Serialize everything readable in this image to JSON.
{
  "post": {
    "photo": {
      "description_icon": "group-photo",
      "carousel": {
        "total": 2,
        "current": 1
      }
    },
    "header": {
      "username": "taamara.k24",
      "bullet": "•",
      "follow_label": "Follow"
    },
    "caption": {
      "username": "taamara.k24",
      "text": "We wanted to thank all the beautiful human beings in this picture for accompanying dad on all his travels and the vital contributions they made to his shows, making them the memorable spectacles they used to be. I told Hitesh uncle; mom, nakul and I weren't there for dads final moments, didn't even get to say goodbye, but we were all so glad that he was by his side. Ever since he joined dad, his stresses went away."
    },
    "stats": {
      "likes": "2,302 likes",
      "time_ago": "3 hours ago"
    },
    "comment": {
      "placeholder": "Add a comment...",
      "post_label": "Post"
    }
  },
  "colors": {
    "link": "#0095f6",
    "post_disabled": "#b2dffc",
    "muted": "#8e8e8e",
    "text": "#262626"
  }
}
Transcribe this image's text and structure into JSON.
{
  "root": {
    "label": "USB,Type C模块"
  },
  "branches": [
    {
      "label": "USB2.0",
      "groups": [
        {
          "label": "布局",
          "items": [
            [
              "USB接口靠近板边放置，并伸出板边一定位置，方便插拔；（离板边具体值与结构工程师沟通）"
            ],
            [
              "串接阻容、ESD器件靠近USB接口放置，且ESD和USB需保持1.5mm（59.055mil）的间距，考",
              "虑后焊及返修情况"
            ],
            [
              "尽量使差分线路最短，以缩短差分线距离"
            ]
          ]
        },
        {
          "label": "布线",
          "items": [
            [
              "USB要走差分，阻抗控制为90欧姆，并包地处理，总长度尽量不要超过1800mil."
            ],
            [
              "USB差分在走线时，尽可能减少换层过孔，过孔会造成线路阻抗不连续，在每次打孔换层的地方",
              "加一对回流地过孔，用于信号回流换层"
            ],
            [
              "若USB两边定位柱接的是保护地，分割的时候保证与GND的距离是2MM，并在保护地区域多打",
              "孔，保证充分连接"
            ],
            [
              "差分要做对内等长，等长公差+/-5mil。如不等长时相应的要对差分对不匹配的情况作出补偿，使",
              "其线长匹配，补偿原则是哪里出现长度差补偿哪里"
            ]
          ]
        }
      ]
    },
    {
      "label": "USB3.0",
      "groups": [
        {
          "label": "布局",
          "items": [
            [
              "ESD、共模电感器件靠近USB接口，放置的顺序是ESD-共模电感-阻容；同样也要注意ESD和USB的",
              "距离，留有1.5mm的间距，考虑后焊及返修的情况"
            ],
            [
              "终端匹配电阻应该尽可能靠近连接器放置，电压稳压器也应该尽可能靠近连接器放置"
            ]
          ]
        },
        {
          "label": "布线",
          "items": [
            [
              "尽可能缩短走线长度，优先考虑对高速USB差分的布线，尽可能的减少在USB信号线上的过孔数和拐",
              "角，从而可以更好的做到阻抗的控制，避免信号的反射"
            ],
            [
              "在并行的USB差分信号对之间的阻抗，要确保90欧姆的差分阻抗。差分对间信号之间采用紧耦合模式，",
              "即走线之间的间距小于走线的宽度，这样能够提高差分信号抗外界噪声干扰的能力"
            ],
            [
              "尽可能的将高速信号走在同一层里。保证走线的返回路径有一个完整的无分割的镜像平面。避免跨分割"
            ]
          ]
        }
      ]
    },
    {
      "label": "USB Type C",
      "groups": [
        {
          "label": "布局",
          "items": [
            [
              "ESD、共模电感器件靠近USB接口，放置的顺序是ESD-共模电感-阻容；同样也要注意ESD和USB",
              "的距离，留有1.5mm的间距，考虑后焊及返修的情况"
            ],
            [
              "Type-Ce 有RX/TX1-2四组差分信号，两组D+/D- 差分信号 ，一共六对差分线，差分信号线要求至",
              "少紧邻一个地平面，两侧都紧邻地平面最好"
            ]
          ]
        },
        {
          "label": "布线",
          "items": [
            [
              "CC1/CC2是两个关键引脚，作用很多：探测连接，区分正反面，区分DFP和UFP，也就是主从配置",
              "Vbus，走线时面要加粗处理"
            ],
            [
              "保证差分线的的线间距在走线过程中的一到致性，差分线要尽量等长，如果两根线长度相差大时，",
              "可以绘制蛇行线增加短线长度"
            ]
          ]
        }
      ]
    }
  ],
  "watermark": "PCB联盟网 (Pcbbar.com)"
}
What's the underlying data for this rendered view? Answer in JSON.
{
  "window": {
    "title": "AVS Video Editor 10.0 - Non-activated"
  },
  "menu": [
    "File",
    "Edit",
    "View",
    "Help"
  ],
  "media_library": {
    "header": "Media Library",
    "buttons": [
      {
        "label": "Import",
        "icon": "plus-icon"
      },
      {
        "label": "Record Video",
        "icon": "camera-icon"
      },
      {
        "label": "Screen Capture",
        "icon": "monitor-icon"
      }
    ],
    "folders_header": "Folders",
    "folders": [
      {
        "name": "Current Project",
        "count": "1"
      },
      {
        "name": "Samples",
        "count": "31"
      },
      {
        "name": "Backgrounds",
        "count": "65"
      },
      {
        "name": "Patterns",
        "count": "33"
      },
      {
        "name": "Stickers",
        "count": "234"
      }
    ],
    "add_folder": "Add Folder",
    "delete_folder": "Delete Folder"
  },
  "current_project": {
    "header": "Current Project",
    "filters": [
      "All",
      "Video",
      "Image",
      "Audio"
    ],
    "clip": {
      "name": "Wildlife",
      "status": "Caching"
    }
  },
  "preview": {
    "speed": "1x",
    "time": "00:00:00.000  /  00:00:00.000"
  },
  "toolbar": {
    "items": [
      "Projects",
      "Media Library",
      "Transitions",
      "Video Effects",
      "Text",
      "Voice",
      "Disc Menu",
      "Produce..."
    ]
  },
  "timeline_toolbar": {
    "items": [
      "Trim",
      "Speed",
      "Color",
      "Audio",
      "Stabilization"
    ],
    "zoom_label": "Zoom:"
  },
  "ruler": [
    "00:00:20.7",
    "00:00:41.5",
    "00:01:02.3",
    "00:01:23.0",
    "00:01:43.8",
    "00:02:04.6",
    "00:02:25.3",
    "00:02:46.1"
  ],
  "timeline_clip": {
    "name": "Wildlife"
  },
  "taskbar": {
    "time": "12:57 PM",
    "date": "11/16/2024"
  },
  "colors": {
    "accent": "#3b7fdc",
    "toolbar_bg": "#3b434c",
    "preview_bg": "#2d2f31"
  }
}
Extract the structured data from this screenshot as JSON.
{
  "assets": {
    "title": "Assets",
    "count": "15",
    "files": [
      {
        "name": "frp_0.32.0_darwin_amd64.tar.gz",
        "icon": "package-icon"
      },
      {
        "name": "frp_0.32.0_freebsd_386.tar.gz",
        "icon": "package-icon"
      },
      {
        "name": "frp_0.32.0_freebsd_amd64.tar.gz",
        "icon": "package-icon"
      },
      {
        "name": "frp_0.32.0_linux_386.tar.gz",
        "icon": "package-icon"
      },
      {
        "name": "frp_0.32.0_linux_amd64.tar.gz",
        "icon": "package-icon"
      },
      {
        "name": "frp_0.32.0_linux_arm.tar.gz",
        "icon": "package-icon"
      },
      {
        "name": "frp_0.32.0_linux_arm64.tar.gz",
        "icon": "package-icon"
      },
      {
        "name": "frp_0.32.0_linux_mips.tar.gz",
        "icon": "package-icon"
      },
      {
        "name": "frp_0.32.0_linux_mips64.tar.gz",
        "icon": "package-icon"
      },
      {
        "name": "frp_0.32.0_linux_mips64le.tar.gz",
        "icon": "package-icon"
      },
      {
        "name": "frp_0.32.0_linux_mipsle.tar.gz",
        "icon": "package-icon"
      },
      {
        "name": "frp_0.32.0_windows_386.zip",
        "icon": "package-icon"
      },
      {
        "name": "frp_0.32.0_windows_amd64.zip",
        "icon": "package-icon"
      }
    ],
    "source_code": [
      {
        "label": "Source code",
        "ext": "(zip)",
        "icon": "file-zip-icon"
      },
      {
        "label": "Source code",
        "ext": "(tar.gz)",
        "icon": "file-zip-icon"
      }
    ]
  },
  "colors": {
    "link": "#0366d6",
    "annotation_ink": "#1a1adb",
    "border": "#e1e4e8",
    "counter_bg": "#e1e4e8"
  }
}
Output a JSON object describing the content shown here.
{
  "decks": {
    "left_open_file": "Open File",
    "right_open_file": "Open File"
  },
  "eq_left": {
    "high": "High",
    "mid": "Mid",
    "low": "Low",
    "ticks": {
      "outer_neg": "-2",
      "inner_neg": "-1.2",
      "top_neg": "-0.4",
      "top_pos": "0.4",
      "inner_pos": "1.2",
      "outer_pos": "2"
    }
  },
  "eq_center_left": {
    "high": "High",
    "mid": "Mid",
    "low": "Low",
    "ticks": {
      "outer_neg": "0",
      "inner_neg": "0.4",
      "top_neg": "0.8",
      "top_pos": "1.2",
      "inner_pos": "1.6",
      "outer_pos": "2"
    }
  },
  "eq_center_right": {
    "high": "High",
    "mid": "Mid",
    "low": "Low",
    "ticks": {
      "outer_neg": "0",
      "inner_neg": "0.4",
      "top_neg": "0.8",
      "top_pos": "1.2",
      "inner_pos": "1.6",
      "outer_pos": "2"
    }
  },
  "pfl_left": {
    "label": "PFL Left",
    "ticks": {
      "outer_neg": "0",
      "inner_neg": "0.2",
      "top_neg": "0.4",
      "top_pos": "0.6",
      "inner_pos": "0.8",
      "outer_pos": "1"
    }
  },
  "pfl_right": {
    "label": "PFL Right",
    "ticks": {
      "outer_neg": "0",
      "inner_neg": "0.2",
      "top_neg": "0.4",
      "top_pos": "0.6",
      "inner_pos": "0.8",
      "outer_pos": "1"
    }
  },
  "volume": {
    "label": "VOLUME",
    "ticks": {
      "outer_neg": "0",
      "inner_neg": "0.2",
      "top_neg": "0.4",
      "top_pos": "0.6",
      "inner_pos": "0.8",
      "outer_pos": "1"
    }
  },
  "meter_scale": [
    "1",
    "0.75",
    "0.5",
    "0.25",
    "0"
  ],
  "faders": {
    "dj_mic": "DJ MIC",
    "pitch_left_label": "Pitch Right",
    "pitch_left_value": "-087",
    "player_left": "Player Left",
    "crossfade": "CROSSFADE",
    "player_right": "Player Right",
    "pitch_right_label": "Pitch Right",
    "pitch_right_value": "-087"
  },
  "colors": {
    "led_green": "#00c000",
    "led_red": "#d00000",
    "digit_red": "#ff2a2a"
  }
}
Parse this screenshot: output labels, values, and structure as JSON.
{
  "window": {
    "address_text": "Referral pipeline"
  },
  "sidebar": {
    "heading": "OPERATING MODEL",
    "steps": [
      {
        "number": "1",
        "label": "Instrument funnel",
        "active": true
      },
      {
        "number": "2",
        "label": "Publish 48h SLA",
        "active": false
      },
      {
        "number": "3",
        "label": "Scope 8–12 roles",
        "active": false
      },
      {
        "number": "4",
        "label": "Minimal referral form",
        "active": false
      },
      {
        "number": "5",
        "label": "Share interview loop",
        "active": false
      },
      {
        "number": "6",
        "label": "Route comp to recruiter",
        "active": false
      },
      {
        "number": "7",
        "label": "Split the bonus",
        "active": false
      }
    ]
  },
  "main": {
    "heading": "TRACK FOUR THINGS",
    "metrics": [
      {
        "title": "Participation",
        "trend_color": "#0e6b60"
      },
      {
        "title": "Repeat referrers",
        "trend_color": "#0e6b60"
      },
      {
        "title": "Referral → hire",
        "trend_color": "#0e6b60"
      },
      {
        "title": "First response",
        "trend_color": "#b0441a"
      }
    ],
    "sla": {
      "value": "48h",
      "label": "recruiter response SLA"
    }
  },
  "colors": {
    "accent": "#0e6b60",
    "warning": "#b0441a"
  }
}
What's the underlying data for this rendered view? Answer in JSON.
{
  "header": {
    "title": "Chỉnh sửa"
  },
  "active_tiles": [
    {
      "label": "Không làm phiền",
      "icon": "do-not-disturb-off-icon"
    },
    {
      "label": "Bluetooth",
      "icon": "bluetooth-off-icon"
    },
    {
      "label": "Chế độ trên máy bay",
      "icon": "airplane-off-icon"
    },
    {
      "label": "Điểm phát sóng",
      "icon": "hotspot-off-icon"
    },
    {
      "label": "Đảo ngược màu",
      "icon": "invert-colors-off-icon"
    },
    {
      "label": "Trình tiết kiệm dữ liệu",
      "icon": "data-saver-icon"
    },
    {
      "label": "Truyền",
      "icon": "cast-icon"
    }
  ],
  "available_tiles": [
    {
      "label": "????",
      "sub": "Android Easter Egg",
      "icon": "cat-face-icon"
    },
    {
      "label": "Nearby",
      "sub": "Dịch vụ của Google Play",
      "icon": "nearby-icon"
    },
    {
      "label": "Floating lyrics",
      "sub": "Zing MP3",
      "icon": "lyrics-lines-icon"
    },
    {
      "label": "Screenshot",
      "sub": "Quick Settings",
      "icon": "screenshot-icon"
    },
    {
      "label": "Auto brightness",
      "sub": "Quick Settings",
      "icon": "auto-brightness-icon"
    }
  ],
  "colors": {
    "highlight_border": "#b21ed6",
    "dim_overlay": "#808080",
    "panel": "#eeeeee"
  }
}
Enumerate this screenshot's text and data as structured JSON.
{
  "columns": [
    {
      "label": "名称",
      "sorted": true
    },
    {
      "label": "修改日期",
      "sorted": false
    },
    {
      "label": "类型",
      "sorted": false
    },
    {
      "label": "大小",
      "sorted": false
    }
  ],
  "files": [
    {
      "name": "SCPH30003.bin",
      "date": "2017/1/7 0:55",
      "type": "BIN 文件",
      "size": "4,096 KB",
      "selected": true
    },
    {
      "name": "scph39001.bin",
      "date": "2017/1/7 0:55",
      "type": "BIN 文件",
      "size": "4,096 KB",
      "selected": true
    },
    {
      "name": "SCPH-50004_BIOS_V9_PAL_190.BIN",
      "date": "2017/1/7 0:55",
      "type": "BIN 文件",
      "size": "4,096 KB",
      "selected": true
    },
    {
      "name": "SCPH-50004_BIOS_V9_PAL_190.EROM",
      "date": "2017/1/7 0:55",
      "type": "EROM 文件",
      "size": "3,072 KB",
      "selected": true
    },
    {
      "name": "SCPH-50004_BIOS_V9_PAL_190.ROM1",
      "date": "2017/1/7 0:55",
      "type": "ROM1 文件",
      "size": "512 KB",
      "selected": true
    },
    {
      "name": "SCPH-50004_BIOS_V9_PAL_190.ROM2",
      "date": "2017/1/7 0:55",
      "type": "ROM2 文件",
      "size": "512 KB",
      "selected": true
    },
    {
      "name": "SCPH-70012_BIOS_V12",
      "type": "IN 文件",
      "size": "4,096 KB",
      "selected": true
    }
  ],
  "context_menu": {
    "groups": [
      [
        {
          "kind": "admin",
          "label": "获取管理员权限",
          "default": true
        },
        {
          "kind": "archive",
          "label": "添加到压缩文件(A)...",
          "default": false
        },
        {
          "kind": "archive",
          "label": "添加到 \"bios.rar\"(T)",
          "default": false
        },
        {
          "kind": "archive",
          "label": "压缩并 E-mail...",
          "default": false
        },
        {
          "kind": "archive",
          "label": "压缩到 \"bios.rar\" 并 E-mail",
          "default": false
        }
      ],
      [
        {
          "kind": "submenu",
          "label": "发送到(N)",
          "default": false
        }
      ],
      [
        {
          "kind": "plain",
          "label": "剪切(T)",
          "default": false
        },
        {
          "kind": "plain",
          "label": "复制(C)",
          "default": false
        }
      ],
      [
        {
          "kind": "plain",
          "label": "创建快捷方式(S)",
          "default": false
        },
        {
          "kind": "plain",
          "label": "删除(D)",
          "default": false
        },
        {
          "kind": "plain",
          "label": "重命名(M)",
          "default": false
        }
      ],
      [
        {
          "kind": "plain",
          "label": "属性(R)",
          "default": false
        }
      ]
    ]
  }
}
# # # #
### TASK
Looking at the entries above, state how many lines contain "共模电感"; give the number alone.

### TASK ANSWER
2